→ Exercise: Output the material word for word. Leave each picture out.

→ Excerpt from a dataset:
:::::

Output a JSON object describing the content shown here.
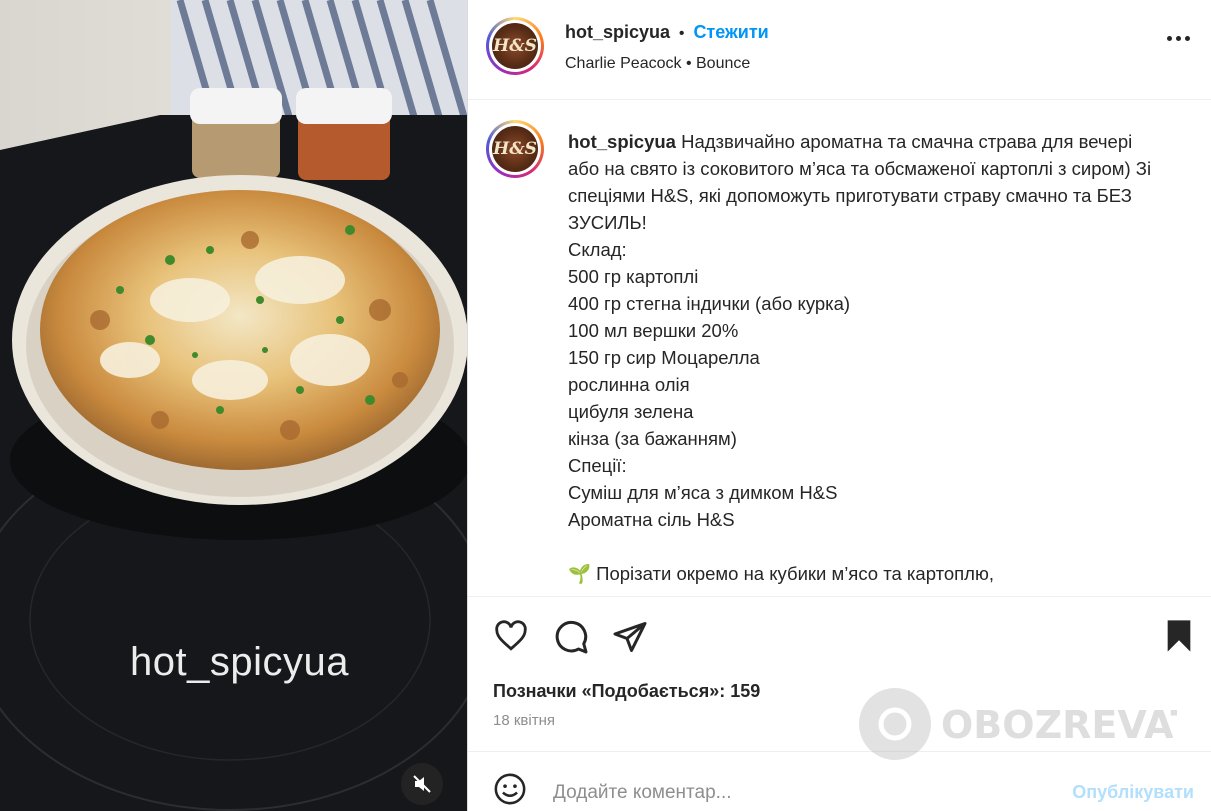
{
  "post": {
    "username": "hot_spicyua",
    "follow_label": "Стежити",
    "audio_artist": "Charlie Peacock",
    "audio_track": "Bounce",
    "avatar_text": "H&S"
  },
  "media": {
    "watermark": "hot_spicyua",
    "mute_icon": "speaker-muted-icon"
  },
  "caption": {
    "username": "hot_spicyua",
    "text": "Надзвичайно ароматна та смачна страва для вечері або на свято із соковитого м’яса та обсмаженої картоплі з сиром) Зі спеціями H&S, які допоможуть приготувати страву смачно та БЕЗ ЗУСИЛЬ!\nСклад:\n500 гр картоплі\n400 гр стегна індички (або курка)\n100 мл вершки 20%\n150 гр сир Моцарелла\nрослинна олія\nцибуля зелена\nкінза (за бажанням)\nСпеції:\nСуміш для м’яса з димком H&S\nАроматна сіль H&S\n\n🌱 Порізати окремо на кубики м’ясо та картоплю,"
  },
  "actions": {
    "likes_text": "Позначки «Подобається»: 159",
    "date": "18 квітня",
    "icons": [
      "heart-icon",
      "comment-icon",
      "share-icon",
      "bookmark-icon"
    ]
  },
  "comment": {
    "placeholder": "Додайте коментар...",
    "publish_label": "Опублікувати"
  },
  "overlay": {
    "brand": "OBOZREVATEL"
  }
}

:::::

→ Written solution:
Output a JSON object describing the content shown here.
{
  "post": {
    "username": "hot_spicyua",
    "follow_label": "Стежити",
    "audio_artist": "Charlie Peacock",
    "audio_track": "Bounce",
    "avatar_text": "H&S"
  },
  "media": {
    "watermark": "hot_spicyua",
    "mute_icon": "speaker-muted-icon"
  },
  "caption": {
    "username": "hot_spicyua",
    "text": "Надзвичайно ароматна та смачна страва для вечері або на свято із соковитого м’яса та обсмаженої картоплі з сиром) Зі спеціями H&S, які допоможуть приготувати страву смачно та БЕЗ ЗУСИЛЬ!\nСклад:\n500 гр картоплі\n400 гр стегна індички (або курка)\n100 мл вершки 20%\n150 гр сир Моцарелла\nрослинна олія\nцибуля зелена\nкінза (за бажанням)\nСпеції:\nСуміш для м’яса з димком H&S\nАроматна сіль H&S\n\n🌱 Порізати окремо на кубики м’ясо та картоплю,"
  },
  "actions": {
    "likes_text": "Позначки «Подобається»: 159",
    "date": "18 квітня",
    "icons": [
      "heart-icon",
      "comment-icon",
      "share-icon",
      "bookmark-icon"
    ]
  },
  "comment": {
    "placeholder": "Додайте коментар...",
    "publish_label": "Опублікувати"
  },
  "overlay": {
    "brand": "OBOZREVATEL"
  }
}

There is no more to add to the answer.